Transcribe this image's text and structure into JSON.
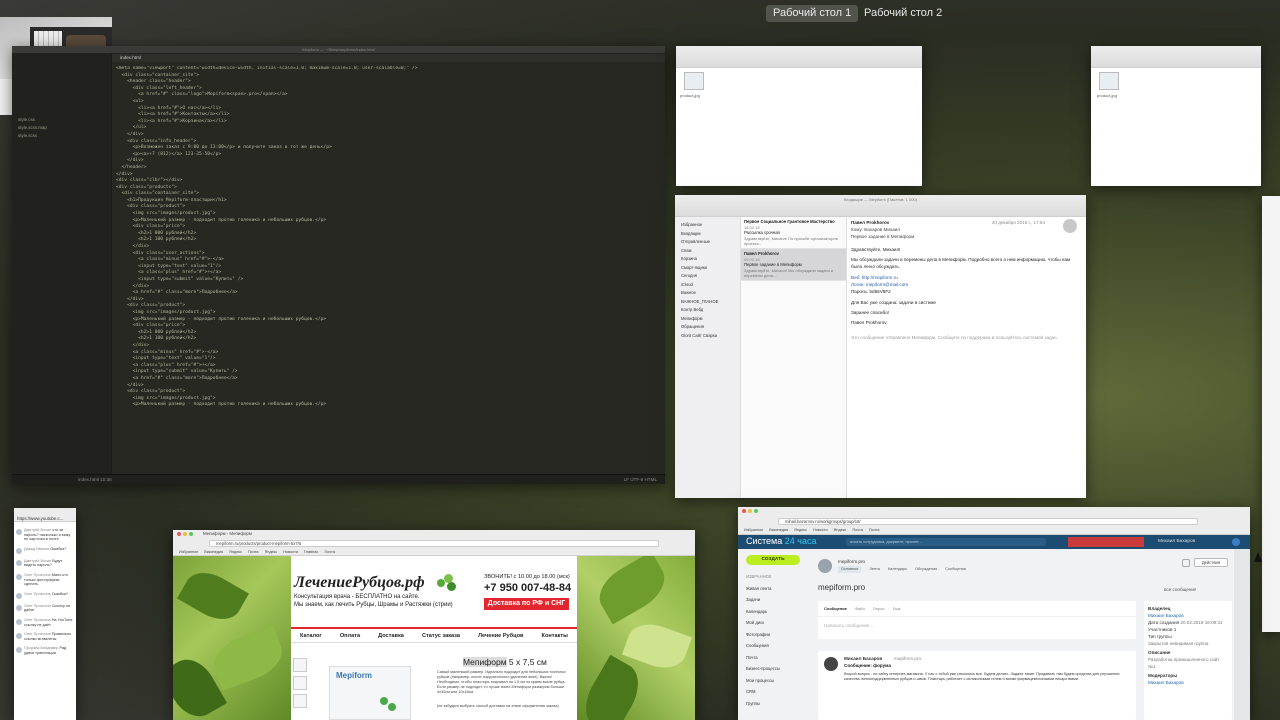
{
  "desktops": {
    "tab1": "Рабочий стол 1",
    "tab2": "Рабочий стол 2"
  },
  "editor": {
    "title": "Mepiform — ~/Sites/mepiform/index.html",
    "tabs": [
      "index.html"
    ],
    "files": [
      "style.css",
      "style.scss.map",
      "style.scss"
    ],
    "status_left": "index.html   10:36",
    "status_right": "LF   UTF-8   HTML",
    "code": [
      "<meta name=\"viewport\" content=\"width=device-width, initial-scale=1.0; maximum-scale=1.0; user-scalable=0;\" />",
      "",
      "",
      "  <div class=\"container_site\">",
      "    <header class=\"header\">",
      "      <div class=\"left_header\">",
      "        <a href=\"#\" class=\"logo\">Mepiform<span>.pro</span></a>",
      "      <ul>",
      "        <li><a href=\"#\">О нас</a></li>",
      "        <li><a href=\"#\">Контакты</a></li>",
      "        <li><a href=\"#\">Корзина</a></li>",
      "      </ul>",
      "    </div>",
      "    <div class=\"info_header\">",
      "      <p>Возможен заказ с 9:00 до 13:00</p> и получите заказ в тот же день</p>",
      "      <p><a>+7 (812)</a> 123-35-50</p>",
      "    </div>",
      "  </header>",
      "</div>",
      "<div class=\"clbr\"></div>",
      "",
      "",
      "<div class=\"products\">",
      "  <div class=\"container_site\">",
      "    <h1>Продукция Mepiform-пластыри</h1>",
      "    <div class=\"product\">",
      "      <img src=\"images/product.jpg\">",
      "      <p>Маленький размер - подходит против голеника и небольших рубцов.</p>",
      "      <div class=\"price\">",
      "        <h2>1 000 рублей</h2>",
      "        <h2>1 100 рублей</h2>",
      "      </div>",
      "      <div class=\"user_actions\">",
      "        <a class=\"minus\" href=\"#\">-</a>",
      "        <input type=\"text\" value=\"1\"/>",
      "        <a class=\"plus\" href=\"#\">+</a>",
      "        <input type=\"submit\" value=\"Купить\" />",
      "      </div>",
      "      <a href=\"#\" class=\"more\">Подробнее</a>",
      "    </div>",
      "",
      "    <div class=\"product\">",
      "      <img src=\"images/product.jpg\">",
      "      <p>Маленький размер - подходит против голеника и небольших рубцов.</p>",
      "      <div class=\"price\">",
      "        <h2>1 000 рублей</h2>",
      "        <h2>1 100 рублей</h2>",
      "      </div>",
      "      <a class=\"minus\" href=\"#\">-</a>",
      "      <input type=\"text\" value=\"1\"/>",
      "      <a class=\"plus\" href=\"#\">+</a>",
      "      <input type=\"submit\" value=\"Купить\" />",
      "      <a href=\"#\" class=\"more\">Подробнее</a>",
      "    </div>",
      "",
      "    <div class=\"product\">",
      "      <img src=\"images/product.jpg\">",
      "      <p>Маленький размер - подходит против голеника и небольших рубцов.</p>"
    ]
  },
  "finder1": {
    "file_label": "product.jpg"
  },
  "finder2": {
    "file_label": "product.jpg",
    "title": "Images"
  },
  "mail": {
    "title": "Входящие — Mepiform (Пакетов: 1 000)",
    "sidebar_sections": [
      "Избранное",
      "Входящие",
      "Отправленные",
      "Спам",
      "Корзина",
      "Смарт-ящики",
      "Сегодня",
      "iCloud",
      "Важное",
      "ВАЖНОЕ_ГЛАНОЕ",
      "Контр Вебд",
      "Мепиформ",
      "Обращения",
      "Glorit Сайт Сварка"
    ],
    "list": [
      {
        "from": "Первое Социальное Грантовое Мастерство",
        "time": "18.02.18",
        "subject": "Рассылка срочная",
        "preview": "Здравствуйте, Михаил! По просьбе организаторов проекта…"
      },
      {
        "from": "Павел Prokhorov",
        "time": "09.02.18",
        "subject": "Первое задание в Мепиформ",
        "preview": "Здравствуйте, Михаил! Мы обсуждали задачи и перемены дела…"
      }
    ],
    "message": {
      "from": "Павел Prokhorov",
      "to": "Кому: Бахаров Михаил",
      "subject": "Первое задание в Мепиформ",
      "date": "20 декабря 2016 г., 17:54",
      "greeting": "Здравствуйте, Михаил!",
      "body1": "Мы обсуждали задачи и перемены дела в Мепиформ. Подробно всего о нем информацию, чтобы нам было легко обсуждать.",
      "links": [
        "Веб: http://mepiform.ru",
        "Логин: mepiform@mail.com",
        "Пароль: bd56V8F2"
      ],
      "body2": "Для Вас уже создана: задачи в системе",
      "closing": "Заранее спасибо!",
      "signature": "Павел Prokhorov",
      "footer": "Это сообщение отправлено Мепиформ. Сообщите по поддержка и пользуйтесь системой задач."
    }
  },
  "chat": {
    "url": "https://www.youtube.c...",
    "messages": [
      {
        "name": "Дмитрий Вохин",
        "text": "что за пароль? насколько я вижу не карточка в почте"
      },
      {
        "name": "Давид Иванов",
        "text": "Ошибка?"
      },
      {
        "name": "Дмитрий Вохин",
        "text": "Будут видеть пароль?"
      },
      {
        "name": "Олег Прокопов",
        "text": "Мало кто только фотографию сделать"
      },
      {
        "name": "Олег Прокопов",
        "text": "Ошибка?"
      },
      {
        "name": "Олег Прокопов",
        "text": "Ссылку не дайте"
      },
      {
        "name": "Олег Прокопов",
        "text": "На YouTube ссылку не даёт"
      },
      {
        "name": "Олег Прокопов",
        "text": "Правильно ссылки вставлены"
      },
      {
        "name": "Прораба Владимир",
        "text": "Рад удачи трансляции"
      }
    ]
  },
  "site": {
    "title": "Мепиформ - Мепиформ",
    "url": "mepiform.ru/products/product-mepiform-5x7/5",
    "bookmarks": [
      "Избранное",
      "Википедия",
      "Яндекс",
      "Почта",
      "Яндекс",
      "Новости",
      "Главная",
      "Почта"
    ],
    "logo": "ЛечениеРубцов.рф",
    "tagline": "Консультация врача - БЕСПЛАТНО на сайте.\nМы знаем, как лечить Рубцы, Шрамы и Растяжки (стрии)",
    "hours": "ЗВОНИТЕ! с 10.00 до 18.00 (мск)",
    "phone": "+7 950 007-48-84",
    "delivery": "Доставка по РФ и СНГ",
    "nav": [
      "Каталог",
      "Оплата",
      "Доставка",
      "Статус заказа",
      "Лечение Рубцов",
      "Контакты"
    ],
    "product_brand": "Mepiform",
    "product_title_a": "Мепиформ",
    "product_title_b": " 5 х 7,5 см",
    "desc": "Самый маленький размер. Идеально подходит для небольших точечных рубцов (например, после хирургического удаления акне). Важно! Необходимо, чтобы пластырь покрывал на 1,5 см по краям возле рубца. Если размер не подходит, то лучше взять Мепиформ размером больше 4х30см или 10х18см",
    "note": "(не забудьте выбрать способ доставки на этапе оформления заказа)"
  },
  "crm": {
    "url": "mihail.bazarnov.ru/workgroups/group/18/",
    "bookmarks": [
      "Избранное",
      "Википедия",
      "Яндекс",
      "Новости",
      "Яндекс",
      "Почта",
      "Почта"
    ],
    "brand_a": "Система",
    "brand_b": " 24 часа",
    "search_ph": "искать сотрудника, документ, прочее...",
    "user": "Михаил Бахаров",
    "create_btn": "СОЗДАТЬ",
    "sidebar": [
      "ИЗБРАННОЕ",
      "Живая лента",
      "Задачи",
      "Календарь",
      "Мой диск",
      "Фотографии",
      "Сообщения",
      "Почта",
      "Бизнес-процессы",
      "Мои процессы",
      "CRM",
      "Группы"
    ],
    "group_name": "mepiform.pro",
    "group_sub": [
      "Основное",
      "Лента",
      "Календарь",
      "Обсуждения",
      "Сообщения"
    ],
    "group_title": "mepiform.pro",
    "actions_btn": "Действия",
    "filter": "все сообщения",
    "tabs": [
      "Сообщение",
      "Файл",
      "Опрос",
      "Ещё"
    ],
    "post_placeholder": "Написать сообщение...",
    "post_author": "Михаил Бахаров",
    "post_to": "mepiform.pro",
    "post_title": "Сообщение: форума",
    "post_body": "Второй вопрос - по сайту интернет-магазина. У нас с тобой уже решилось все. Будем делать. Задачи такие: Продавать там будем средства для улучшения качества полноподцервленных рубцов и швов. Пластырь работает с силиконовым гелем и всеми фармацевтическими лекарствами.",
    "side_title1": "Владелец",
    "side_owner": "Михаил Бахаров",
    "side_label2": "Дата создания",
    "side_date": "20.02.2018 16:09:31",
    "side_label3": "Участников",
    "side_count": "1",
    "side_label4": "Тип группы",
    "side_type": "Закрытая невидимая группа",
    "side_title5": "Описание",
    "side_desc": "Разработка промышленного сайт №1",
    "side_title6": "Модераторы",
    "side_mod": "Михаил Бахаров"
  }
}
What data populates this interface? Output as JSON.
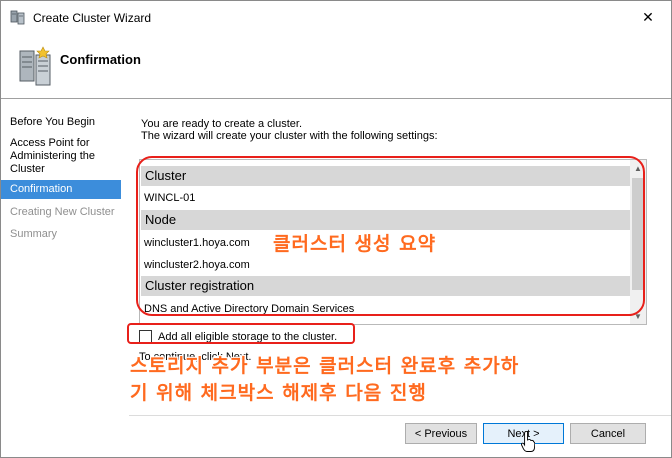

• **Written request**
Copy each line that holds the word "Мепиформ".

• **Answer to this problem**
      "Мепиформ",
        "subject": "Первое задание в Мепиформ",
      "subject": "Первое задание в Мепиформ",
      "body1": "Мы обсуждали задачи и перемены дела в Мепиформ. Подробно всего о нем информацию, чтобы нам было легко обсуждать.",
      "footer": "Это сообщение отправлено Мепиформ. Сообщите по поддержка и пользуйтесь системой задач."
    "title": "Мепиформ - Мепиформ",
    "product_title_a": "Мепиформ",
    "desc": "Самый маленький размер. Идеально подходит для небольших точечных рубцов (например, после хирургического удаления акне). Важно! Необходимо, чтобы пластырь покрывал на 1,5 см по краям возле рубца. Если размер не подходит, то лучше взять Мепиформ размером больше 4х30см или 10х18см",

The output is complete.